For the material that follows, list every line containing the word "NCEP".

▶ Given data:
---

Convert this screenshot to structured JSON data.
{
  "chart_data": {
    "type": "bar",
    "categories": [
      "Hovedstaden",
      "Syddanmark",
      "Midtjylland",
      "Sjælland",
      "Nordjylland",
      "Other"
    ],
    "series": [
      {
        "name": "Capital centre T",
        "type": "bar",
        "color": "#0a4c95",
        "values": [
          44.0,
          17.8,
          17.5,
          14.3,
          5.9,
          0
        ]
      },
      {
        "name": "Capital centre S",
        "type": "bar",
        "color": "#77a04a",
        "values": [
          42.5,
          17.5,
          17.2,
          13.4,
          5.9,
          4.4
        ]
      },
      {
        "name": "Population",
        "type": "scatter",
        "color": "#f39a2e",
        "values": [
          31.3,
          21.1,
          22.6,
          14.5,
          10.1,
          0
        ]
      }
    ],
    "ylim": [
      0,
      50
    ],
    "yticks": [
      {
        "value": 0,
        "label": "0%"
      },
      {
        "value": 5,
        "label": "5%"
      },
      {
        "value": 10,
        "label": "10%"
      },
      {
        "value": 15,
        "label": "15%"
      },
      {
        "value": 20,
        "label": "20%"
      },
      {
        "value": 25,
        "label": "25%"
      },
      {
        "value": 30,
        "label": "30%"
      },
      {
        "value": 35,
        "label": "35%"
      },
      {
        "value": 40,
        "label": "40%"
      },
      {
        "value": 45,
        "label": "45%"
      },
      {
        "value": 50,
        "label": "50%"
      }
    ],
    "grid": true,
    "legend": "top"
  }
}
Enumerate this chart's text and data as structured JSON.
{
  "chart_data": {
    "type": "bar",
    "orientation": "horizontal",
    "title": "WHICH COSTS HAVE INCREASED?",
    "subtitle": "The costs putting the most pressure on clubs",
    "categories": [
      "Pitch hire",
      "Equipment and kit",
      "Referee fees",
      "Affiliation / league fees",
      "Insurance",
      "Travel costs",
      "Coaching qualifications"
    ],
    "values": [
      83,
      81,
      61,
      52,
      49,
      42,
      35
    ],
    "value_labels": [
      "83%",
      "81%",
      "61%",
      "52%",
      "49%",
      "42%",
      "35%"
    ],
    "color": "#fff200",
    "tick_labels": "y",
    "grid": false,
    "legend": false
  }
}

---

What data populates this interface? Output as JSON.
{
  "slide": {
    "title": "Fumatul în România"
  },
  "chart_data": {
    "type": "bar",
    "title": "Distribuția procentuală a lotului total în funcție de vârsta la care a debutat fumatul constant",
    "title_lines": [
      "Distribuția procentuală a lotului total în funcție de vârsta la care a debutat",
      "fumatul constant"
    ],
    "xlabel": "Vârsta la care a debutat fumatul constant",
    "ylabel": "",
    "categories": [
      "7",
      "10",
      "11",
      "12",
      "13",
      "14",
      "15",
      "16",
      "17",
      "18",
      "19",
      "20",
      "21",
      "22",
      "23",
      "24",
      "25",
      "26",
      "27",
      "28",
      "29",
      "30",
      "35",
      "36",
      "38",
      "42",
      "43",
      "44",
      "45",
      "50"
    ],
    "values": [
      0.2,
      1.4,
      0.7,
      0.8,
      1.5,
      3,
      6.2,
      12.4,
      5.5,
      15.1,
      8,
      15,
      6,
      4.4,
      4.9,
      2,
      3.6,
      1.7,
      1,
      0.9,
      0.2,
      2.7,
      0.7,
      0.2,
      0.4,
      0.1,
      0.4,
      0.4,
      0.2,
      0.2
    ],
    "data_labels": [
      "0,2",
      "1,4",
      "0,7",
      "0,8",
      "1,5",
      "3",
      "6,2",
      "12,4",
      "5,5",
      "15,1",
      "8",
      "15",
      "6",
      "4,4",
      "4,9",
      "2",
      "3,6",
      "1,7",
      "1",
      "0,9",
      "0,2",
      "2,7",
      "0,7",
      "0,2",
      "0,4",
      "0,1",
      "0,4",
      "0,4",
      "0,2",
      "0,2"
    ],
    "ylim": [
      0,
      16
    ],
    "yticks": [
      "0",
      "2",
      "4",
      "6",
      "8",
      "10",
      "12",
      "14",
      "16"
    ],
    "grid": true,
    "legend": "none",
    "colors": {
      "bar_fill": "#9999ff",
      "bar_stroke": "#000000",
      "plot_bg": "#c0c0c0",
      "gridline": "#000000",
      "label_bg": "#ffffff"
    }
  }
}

---

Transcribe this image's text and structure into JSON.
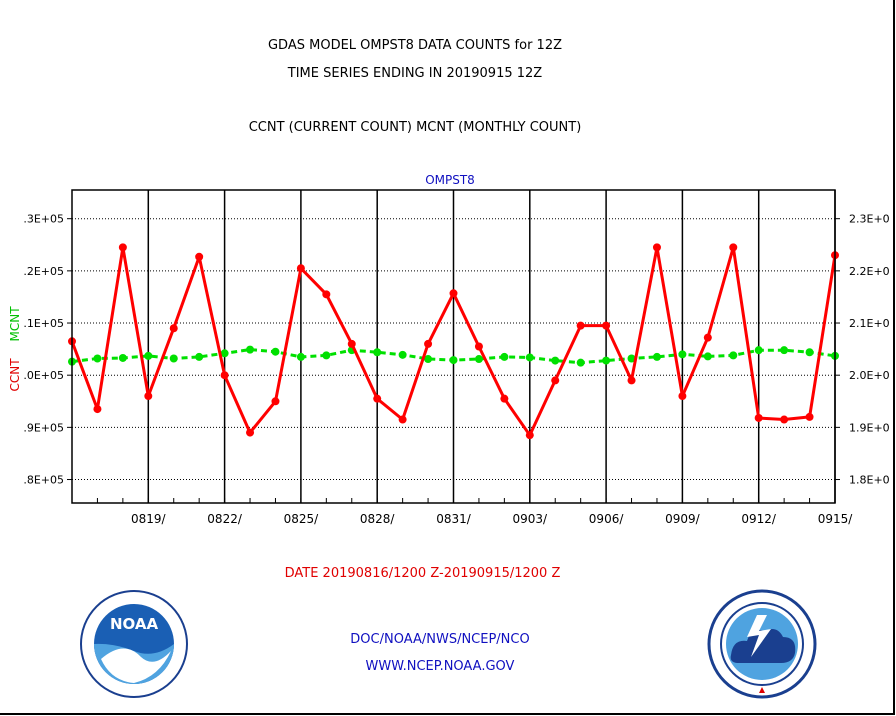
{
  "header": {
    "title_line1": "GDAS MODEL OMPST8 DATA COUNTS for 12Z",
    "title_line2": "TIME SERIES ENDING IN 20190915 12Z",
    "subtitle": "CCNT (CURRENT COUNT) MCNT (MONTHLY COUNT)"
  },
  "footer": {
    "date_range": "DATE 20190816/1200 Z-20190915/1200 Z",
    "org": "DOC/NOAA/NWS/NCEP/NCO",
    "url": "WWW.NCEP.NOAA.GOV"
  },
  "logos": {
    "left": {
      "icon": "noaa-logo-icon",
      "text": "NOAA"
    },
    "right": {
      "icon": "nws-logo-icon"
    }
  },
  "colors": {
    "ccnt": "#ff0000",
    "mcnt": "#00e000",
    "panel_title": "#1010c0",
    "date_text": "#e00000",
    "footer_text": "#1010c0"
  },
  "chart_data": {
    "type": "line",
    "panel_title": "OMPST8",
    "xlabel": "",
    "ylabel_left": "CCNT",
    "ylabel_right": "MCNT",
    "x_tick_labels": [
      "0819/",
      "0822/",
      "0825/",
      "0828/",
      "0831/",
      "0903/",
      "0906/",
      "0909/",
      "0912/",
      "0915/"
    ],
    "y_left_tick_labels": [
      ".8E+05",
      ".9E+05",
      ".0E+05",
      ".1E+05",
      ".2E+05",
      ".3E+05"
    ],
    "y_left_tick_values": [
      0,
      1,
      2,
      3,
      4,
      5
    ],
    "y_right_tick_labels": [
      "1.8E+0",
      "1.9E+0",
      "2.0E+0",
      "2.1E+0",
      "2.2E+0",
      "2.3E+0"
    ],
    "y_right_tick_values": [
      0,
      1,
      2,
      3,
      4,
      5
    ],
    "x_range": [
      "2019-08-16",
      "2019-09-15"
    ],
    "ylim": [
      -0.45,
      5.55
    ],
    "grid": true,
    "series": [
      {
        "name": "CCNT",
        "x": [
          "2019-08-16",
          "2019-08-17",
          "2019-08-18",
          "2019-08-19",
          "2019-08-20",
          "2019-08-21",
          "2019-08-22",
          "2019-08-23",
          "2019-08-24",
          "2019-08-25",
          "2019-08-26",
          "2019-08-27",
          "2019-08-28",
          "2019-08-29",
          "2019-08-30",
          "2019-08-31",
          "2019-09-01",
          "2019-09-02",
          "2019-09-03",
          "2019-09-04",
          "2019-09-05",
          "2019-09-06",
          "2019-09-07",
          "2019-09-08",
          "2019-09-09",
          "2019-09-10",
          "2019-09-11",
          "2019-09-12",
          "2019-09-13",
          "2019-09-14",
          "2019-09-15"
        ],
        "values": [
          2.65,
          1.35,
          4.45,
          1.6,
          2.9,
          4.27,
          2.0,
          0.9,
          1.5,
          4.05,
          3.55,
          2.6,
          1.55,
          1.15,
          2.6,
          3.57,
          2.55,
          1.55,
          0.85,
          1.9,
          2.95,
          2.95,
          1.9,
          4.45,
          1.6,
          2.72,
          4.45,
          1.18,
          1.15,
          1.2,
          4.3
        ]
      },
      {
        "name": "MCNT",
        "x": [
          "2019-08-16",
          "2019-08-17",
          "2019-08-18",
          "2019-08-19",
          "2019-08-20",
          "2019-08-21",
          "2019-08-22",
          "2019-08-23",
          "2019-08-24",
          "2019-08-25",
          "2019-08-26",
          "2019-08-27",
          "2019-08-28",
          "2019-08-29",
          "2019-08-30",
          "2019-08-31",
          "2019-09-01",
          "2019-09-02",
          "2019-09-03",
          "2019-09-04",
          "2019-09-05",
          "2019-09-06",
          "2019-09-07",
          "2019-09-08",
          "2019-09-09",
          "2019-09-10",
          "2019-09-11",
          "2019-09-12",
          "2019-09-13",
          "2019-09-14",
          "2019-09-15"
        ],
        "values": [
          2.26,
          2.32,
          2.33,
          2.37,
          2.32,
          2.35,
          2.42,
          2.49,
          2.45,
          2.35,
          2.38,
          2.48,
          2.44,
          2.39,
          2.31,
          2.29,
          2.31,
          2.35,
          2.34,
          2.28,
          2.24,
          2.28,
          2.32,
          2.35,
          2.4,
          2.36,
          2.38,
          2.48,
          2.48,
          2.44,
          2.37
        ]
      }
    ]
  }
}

---

▶ Solution for this problem:
    "org": "DOC/NOAA/NWS/NCEP/NCO",
    "url": "WWW.NCEP.NOAA.GOV"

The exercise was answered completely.